→ RECORDS PROVIDED:
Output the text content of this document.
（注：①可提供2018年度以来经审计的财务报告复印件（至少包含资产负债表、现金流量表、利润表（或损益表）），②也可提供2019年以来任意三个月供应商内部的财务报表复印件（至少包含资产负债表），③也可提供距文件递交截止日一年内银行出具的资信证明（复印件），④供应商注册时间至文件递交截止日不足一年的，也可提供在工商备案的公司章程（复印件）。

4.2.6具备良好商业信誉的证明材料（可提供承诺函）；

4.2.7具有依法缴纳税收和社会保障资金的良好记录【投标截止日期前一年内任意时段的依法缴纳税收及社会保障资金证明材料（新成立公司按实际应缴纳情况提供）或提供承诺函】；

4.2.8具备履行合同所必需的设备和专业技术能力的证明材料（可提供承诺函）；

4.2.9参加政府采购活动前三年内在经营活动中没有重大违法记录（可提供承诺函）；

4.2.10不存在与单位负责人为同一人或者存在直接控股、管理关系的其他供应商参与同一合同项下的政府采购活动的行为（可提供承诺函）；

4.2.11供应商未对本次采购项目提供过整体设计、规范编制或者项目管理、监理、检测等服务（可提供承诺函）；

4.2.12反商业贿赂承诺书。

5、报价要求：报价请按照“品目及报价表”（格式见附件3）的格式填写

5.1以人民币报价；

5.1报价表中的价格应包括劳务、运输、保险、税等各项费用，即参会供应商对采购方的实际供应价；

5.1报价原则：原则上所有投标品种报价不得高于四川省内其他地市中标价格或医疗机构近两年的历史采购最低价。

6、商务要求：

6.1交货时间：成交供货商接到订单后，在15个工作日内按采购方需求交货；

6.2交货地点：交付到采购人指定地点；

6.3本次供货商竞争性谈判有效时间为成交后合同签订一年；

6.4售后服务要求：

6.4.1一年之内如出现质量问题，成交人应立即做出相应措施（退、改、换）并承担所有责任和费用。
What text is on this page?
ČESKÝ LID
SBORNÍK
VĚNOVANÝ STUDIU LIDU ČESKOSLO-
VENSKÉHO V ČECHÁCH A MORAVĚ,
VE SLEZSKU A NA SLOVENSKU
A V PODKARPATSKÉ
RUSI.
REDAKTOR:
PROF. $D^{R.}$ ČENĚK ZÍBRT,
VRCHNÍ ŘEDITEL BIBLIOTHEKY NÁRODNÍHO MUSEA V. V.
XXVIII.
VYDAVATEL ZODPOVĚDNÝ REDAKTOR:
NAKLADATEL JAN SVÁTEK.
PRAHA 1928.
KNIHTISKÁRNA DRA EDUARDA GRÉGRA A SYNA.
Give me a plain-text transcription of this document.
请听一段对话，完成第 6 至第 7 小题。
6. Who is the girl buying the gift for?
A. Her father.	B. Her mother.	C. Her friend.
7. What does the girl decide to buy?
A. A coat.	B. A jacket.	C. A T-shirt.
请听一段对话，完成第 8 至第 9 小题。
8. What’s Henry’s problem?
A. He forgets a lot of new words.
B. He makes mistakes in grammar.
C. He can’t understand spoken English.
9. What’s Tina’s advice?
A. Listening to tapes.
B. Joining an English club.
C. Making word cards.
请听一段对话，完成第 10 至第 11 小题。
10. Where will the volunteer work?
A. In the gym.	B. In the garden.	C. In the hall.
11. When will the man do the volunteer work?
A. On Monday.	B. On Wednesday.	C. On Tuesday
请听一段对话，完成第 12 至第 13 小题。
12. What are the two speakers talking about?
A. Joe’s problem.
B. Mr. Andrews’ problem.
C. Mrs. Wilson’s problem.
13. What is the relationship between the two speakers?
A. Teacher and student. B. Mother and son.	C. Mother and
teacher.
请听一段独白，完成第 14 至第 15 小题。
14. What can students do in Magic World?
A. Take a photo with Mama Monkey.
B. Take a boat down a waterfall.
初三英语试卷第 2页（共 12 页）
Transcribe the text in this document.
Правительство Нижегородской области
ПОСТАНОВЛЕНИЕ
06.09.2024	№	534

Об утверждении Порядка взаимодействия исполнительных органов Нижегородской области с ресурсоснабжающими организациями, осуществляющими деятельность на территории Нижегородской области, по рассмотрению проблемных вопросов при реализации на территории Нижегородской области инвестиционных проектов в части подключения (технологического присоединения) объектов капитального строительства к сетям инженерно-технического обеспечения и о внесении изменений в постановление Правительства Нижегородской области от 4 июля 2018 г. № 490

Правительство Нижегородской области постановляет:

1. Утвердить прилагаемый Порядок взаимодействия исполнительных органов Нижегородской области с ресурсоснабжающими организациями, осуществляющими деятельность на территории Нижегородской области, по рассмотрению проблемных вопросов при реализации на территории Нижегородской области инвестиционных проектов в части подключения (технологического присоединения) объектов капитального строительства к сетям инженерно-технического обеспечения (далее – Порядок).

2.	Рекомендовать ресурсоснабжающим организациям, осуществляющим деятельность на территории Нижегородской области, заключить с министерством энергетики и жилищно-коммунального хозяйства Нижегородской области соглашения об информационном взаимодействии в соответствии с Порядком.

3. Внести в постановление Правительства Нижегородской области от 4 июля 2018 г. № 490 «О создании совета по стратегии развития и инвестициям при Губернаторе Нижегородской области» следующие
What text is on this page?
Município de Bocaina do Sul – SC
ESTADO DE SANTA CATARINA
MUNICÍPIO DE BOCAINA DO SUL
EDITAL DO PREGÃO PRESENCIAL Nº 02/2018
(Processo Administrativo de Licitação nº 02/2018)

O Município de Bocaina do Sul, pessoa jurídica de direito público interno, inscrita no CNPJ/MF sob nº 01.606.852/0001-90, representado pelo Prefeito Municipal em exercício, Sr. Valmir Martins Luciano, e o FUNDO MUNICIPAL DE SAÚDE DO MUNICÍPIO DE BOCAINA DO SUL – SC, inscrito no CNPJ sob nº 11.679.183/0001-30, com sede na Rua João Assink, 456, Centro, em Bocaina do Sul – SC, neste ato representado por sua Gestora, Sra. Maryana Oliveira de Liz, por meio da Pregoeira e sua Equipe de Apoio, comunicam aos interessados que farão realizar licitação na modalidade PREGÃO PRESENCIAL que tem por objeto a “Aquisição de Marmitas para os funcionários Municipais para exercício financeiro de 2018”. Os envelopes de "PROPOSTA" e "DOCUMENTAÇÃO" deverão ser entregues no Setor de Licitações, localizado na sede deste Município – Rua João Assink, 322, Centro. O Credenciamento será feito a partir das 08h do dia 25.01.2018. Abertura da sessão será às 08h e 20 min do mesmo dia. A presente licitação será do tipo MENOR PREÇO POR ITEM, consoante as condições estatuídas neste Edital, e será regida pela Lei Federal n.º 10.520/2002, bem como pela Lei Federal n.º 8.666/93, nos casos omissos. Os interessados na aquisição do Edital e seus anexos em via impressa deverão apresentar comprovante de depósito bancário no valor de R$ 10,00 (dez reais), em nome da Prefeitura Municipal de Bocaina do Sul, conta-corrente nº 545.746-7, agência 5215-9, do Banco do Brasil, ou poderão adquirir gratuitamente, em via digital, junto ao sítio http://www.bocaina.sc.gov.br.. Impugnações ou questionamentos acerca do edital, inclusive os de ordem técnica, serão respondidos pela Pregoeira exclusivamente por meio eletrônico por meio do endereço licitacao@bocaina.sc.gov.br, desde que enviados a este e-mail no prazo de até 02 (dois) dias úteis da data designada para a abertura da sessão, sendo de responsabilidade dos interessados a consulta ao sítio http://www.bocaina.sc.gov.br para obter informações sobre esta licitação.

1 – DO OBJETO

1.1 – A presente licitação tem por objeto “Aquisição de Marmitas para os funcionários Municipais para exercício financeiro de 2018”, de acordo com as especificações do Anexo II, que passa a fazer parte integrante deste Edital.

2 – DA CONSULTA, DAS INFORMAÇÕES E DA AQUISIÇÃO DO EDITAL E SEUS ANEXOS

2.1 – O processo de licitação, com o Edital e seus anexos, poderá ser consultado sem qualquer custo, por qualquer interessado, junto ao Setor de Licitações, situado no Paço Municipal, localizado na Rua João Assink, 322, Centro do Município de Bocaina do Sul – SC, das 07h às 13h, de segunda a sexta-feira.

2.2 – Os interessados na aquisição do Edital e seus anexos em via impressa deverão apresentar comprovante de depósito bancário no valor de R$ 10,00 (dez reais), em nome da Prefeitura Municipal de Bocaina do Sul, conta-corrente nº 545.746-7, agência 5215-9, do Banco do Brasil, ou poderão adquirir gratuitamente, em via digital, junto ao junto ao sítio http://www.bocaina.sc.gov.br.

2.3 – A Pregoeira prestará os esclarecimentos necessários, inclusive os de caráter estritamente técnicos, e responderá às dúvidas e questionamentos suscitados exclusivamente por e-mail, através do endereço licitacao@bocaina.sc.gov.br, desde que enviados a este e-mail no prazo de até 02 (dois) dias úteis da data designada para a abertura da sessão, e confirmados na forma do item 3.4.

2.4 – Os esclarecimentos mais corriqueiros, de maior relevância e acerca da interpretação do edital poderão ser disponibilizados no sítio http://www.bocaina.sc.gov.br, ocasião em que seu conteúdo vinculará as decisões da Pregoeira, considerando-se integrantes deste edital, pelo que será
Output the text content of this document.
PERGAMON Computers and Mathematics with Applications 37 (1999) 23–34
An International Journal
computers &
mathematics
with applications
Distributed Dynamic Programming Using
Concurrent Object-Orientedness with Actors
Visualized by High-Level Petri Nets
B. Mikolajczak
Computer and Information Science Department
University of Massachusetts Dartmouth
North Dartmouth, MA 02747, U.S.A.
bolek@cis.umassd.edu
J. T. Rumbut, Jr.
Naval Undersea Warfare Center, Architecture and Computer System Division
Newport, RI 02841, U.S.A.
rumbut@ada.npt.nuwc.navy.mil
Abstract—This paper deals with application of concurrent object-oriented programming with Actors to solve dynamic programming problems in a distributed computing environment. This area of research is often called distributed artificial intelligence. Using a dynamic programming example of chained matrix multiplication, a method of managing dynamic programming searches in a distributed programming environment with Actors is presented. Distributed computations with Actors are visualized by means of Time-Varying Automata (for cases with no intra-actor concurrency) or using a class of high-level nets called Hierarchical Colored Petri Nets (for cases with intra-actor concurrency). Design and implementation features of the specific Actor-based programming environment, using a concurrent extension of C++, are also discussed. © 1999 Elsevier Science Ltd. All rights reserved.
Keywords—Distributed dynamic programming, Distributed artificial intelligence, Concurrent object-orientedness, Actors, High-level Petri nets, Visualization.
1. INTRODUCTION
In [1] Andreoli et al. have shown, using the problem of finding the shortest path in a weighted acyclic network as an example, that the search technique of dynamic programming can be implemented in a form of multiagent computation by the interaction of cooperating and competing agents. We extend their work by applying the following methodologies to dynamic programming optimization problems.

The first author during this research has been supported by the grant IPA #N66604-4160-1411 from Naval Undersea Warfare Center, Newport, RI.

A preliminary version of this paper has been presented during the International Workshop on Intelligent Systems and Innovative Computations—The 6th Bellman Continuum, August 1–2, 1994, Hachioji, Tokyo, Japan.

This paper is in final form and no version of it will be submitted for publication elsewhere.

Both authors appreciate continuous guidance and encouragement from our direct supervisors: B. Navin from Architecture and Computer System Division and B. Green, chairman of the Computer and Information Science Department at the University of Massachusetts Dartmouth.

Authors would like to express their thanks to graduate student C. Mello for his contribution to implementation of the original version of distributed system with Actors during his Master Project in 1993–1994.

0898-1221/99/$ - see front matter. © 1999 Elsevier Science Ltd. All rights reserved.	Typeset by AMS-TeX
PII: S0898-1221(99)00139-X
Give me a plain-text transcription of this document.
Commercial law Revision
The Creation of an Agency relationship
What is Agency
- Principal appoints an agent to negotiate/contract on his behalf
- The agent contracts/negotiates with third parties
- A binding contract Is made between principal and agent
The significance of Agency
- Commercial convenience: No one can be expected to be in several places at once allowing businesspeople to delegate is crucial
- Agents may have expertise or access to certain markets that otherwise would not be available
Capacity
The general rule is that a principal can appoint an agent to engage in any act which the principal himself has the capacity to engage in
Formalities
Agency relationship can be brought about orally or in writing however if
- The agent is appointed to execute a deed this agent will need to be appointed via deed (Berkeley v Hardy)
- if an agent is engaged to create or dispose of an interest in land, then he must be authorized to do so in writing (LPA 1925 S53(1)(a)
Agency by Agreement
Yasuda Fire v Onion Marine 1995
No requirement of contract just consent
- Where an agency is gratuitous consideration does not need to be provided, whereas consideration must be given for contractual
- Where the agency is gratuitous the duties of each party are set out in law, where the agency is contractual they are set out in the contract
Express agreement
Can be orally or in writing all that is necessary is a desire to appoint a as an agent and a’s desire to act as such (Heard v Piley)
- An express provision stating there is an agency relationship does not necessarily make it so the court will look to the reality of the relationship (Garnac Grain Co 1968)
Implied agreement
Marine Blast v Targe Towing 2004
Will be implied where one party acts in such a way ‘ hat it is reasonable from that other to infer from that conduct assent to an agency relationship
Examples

→ INSTRUCTIONS TO FOLLOW:
Reproduce every line of the listing above in which the string "from" appears.

→ EXPECTED ANSWER:
The first author during this research has been supported by the grant IPA #N66604-4160-1411 from Naval Undersea Warfare Center, Newport, RI.
Both authors appreciate continuous guidance and encouragement from our direct supervisors: B. Navin from Architecture and Computer System Division and B. Green, chairman of the Computer and Information Science Department at the University of Massachusetts Dartmouth.
Will be implied where one party acts in such a way ‘ hat it is reasonable from that other to infer from that conduct assent to an agency relationship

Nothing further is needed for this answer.